● YOUR TASK
Do these statements agree with the passage on acute hepatitis C? Answer yes or no for each, and quote the deciding words from the passage. (a) Regimens with direct-acting antivirals achieve cure rates above 95%. (b) Curing an HCV infection gives the patient immunity against reinfection. (c) The 57-year-old patient had symptoms of acute hepatitis in all six episodes.

● TEXT PASSAGE
:::

Over the last decade, a growing number of acute hepatitis C (AHC) virus cases have been reported in men who have unprotected sex with men (MSM) and who also often have human immunodeficiency virus (HIV).1

Up until just two years ago, AHC treatment was based on the prolonged administration of pegylated interferon plus ribavirin (P/R), which boasted limited efficacy and serious adverse effects. The standardisation of regimens with direct-acting antivirals (DAA) has revolutionised the way in which this infection is treated, with cure rates in excess of 95%.2 Because a cured HCV infection does not result in immunity, patients who continue to engage in high-risk sexual behaviour or substance abuse are at high risk of reinfection.

We present the case of a 57-year-old MSM patient with chronic HIV infection and good viral and immune control on antiretroviral therapy who experienced six episodes of AHC (Table 1).

The patient exhibited symptoms consistent with acute hepatitis in three of the episodes. In the other cases, the same diagnosis was suspected despite the fact that he did not exhibit suggestive symptoms due to finding high transaminase levels in the patient's six-monthly HIV blood test.

:::

● DATA
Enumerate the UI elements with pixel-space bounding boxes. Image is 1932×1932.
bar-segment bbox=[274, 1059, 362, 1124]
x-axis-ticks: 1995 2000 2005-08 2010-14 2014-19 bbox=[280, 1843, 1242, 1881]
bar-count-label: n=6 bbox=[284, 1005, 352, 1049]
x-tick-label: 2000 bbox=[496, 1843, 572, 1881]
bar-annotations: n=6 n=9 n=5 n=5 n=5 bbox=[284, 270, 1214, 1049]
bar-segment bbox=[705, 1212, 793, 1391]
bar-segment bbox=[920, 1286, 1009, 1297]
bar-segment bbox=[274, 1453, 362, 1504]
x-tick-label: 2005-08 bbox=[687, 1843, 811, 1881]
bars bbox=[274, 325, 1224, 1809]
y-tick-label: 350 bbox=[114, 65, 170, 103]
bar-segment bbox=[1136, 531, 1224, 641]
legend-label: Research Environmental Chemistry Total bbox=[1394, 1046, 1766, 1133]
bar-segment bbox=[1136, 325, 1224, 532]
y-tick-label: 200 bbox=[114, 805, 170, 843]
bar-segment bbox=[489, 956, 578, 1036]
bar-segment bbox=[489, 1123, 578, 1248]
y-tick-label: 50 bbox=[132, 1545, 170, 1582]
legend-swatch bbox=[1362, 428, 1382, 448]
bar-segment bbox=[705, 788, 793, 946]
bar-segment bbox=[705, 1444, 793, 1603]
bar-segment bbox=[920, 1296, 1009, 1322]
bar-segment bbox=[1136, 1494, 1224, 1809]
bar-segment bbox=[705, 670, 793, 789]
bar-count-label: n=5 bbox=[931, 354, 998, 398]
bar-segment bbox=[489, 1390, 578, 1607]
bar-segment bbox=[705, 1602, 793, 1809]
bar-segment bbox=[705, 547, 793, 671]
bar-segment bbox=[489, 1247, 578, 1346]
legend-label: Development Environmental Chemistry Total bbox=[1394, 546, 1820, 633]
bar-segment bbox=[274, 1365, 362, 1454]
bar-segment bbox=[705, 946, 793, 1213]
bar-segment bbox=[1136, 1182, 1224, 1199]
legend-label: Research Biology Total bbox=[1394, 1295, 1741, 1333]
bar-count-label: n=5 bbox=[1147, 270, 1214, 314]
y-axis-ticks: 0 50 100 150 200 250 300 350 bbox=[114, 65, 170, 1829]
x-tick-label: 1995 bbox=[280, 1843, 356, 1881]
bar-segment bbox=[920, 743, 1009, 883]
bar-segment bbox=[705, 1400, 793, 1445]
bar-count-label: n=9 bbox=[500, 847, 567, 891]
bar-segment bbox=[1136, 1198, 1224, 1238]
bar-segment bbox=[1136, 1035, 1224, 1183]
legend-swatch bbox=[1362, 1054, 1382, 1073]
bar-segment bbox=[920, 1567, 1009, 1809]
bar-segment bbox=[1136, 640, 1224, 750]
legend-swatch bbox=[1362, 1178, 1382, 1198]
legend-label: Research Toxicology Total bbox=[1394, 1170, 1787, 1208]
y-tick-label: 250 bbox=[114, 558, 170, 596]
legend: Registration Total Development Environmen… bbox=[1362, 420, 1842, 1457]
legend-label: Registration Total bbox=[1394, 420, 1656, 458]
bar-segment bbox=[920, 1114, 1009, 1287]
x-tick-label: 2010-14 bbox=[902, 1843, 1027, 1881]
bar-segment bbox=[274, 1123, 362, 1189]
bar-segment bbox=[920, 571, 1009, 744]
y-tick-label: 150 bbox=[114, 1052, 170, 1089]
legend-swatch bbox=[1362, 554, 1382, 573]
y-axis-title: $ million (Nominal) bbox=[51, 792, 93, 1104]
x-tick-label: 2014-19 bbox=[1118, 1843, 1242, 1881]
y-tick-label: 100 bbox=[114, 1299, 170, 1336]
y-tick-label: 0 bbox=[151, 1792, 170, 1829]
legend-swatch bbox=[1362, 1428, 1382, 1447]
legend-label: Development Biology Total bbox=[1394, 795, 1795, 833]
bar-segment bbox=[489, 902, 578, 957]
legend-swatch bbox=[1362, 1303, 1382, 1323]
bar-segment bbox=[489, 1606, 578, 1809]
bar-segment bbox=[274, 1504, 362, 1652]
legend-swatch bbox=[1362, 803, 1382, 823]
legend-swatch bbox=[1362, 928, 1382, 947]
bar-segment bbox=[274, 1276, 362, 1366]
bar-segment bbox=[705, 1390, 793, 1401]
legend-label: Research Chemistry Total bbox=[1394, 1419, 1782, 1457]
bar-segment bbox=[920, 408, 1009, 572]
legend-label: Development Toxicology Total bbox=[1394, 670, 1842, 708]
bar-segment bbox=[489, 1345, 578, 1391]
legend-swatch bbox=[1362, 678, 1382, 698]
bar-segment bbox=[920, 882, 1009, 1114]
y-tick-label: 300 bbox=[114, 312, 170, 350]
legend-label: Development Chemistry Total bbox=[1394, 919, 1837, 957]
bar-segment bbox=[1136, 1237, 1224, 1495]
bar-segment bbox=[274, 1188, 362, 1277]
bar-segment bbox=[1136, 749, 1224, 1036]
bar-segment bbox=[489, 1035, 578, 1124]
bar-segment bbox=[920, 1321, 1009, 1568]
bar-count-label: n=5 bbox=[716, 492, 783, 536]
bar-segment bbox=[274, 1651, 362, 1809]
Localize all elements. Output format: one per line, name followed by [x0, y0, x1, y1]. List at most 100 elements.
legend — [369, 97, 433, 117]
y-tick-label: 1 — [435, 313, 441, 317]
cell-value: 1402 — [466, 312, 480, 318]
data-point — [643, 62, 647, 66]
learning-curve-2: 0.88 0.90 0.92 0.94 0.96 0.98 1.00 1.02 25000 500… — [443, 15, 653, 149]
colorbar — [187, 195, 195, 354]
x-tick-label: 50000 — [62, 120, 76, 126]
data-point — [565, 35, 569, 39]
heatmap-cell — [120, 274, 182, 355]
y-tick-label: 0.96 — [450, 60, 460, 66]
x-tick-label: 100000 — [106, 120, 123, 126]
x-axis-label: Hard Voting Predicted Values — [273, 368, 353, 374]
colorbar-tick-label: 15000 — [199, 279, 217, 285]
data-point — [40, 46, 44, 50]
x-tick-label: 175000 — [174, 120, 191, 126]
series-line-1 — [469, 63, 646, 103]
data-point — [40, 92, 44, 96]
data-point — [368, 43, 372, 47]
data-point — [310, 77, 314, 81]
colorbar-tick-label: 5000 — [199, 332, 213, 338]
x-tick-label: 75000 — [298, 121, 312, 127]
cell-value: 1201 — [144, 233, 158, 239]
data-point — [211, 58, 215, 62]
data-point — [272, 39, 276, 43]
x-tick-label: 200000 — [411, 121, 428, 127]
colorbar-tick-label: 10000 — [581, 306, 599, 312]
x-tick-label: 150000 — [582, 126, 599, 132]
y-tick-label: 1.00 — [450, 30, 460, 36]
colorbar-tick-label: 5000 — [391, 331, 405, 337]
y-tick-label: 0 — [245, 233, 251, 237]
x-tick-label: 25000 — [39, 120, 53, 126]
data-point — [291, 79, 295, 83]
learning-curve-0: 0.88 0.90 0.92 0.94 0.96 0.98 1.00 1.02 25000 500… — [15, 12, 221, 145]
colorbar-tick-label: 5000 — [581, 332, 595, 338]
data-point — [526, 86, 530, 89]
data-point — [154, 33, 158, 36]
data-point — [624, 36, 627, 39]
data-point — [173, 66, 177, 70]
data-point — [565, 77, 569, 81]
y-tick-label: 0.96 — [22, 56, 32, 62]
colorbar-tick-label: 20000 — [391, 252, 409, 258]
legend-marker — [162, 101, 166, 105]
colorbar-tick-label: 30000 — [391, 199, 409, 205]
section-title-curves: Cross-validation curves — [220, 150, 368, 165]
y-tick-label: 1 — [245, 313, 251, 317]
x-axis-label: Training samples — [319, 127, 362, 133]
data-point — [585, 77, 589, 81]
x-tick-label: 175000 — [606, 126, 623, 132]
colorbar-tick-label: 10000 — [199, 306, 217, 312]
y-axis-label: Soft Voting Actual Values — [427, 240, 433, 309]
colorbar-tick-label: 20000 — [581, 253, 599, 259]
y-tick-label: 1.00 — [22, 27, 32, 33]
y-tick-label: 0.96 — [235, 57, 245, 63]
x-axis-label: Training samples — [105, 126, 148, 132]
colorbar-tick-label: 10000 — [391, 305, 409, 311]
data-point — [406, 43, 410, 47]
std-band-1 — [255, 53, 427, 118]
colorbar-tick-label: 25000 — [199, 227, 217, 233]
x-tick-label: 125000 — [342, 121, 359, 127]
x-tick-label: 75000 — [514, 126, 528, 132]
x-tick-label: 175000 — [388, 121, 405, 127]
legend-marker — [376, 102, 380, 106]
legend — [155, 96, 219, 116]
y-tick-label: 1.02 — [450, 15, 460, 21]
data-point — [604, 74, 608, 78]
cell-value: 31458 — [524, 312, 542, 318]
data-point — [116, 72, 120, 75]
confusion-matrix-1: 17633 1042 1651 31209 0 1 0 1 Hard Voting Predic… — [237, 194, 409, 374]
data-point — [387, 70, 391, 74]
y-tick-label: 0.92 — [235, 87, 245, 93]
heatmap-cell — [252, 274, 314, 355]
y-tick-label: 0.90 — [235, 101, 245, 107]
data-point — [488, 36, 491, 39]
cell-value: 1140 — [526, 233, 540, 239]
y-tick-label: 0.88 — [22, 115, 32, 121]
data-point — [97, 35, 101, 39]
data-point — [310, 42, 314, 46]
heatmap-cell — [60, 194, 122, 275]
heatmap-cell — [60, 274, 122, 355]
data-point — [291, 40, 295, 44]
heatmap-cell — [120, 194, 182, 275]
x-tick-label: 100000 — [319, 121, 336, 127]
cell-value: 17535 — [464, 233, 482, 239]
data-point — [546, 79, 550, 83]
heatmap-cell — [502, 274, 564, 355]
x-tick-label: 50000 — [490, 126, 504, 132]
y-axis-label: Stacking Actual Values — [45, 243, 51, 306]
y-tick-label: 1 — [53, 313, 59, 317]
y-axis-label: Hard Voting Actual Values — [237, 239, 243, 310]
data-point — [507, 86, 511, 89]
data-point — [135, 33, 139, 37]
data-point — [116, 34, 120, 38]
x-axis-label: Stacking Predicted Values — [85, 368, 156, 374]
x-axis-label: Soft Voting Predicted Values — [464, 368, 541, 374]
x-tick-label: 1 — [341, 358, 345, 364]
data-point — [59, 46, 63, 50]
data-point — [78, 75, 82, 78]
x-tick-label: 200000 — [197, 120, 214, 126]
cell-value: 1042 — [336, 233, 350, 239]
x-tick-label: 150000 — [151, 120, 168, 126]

:::

● EXERCISE OUTPUT
(a) Yes: "with cure rates in excess of 95%"
(b) No: "a cured HCV infection does not result in immunity"
(c) No: "The patient exhibited symptoms consistent with acute hepatitis in three of the episodes."